__DATASET ENTRIES__.
*-*-*

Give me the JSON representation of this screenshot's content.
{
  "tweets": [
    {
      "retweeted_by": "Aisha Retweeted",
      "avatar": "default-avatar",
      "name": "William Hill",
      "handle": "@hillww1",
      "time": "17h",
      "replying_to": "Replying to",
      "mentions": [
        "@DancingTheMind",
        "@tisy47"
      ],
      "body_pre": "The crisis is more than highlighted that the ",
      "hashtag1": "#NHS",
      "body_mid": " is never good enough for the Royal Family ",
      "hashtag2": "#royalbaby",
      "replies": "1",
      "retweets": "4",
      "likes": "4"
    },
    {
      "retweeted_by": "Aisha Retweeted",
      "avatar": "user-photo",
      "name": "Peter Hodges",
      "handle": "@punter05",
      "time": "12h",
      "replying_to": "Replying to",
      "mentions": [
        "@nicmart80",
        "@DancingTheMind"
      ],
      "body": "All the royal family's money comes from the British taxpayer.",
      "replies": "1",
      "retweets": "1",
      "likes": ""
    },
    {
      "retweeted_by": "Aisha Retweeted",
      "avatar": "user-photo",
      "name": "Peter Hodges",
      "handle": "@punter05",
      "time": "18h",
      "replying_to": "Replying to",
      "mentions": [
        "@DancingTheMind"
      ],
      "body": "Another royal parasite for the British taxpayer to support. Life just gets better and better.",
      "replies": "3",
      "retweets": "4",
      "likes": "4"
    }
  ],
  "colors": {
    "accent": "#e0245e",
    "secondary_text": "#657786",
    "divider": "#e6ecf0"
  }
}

*-*-*

__GIVEN REQUEST__.
Repeat every record, exactly as written.

__RESULT__.
Give me the JSON representation of this screenshot's content.
{
  "tweets": [
    {
      "retweeted_by": "Aisha Retweeted",
      "avatar": "default-avatar",
      "name": "William Hill",
      "handle": "@hillww1",
      "time": "17h",
      "replying_to": "Replying to",
      "mentions": [
        "@DancingTheMind",
        "@tisy47"
      ],
      "body_pre": "The crisis is more than highlighted that the ",
      "hashtag1": "#NHS",
      "body_mid": " is never good enough for the Royal Family ",
      "hashtag2": "#royalbaby",
      "replies": "1",
      "retweets": "4",
      "likes": "4"
    },
    {
      "retweeted_by": "Aisha Retweeted",
      "avatar": "user-photo",
      "name": "Peter Hodges",
      "handle": "@punter05",
      "time": "12h",
      "replying_to": "Replying to",
      "mentions": [
        "@nicmart80",
        "@DancingTheMind"
      ],
      "body": "All the royal family's money comes from the British taxpayer.",
      "replies": "1",
      "retweets": "1",
      "likes": ""
    },
    {
      "retweeted_by": "Aisha Retweeted",
      "avatar": "user-photo",
      "name": "Peter Hodges",
      "handle": "@punter05",
      "time": "18h",
      "replying_to": "Replying to",
      "mentions": [
        "@DancingTheMind"
      ],
      "body": "Another royal parasite for the British taxpayer to support. Life just gets better and better.",
      "replies": "3",
      "retweets": "4",
      "likes": "4"
    }
  ],
  "colors": {
    "accent": "#e0245e",
    "secondary_text": "#657786",
    "divider": "#e6ecf0"
  }
}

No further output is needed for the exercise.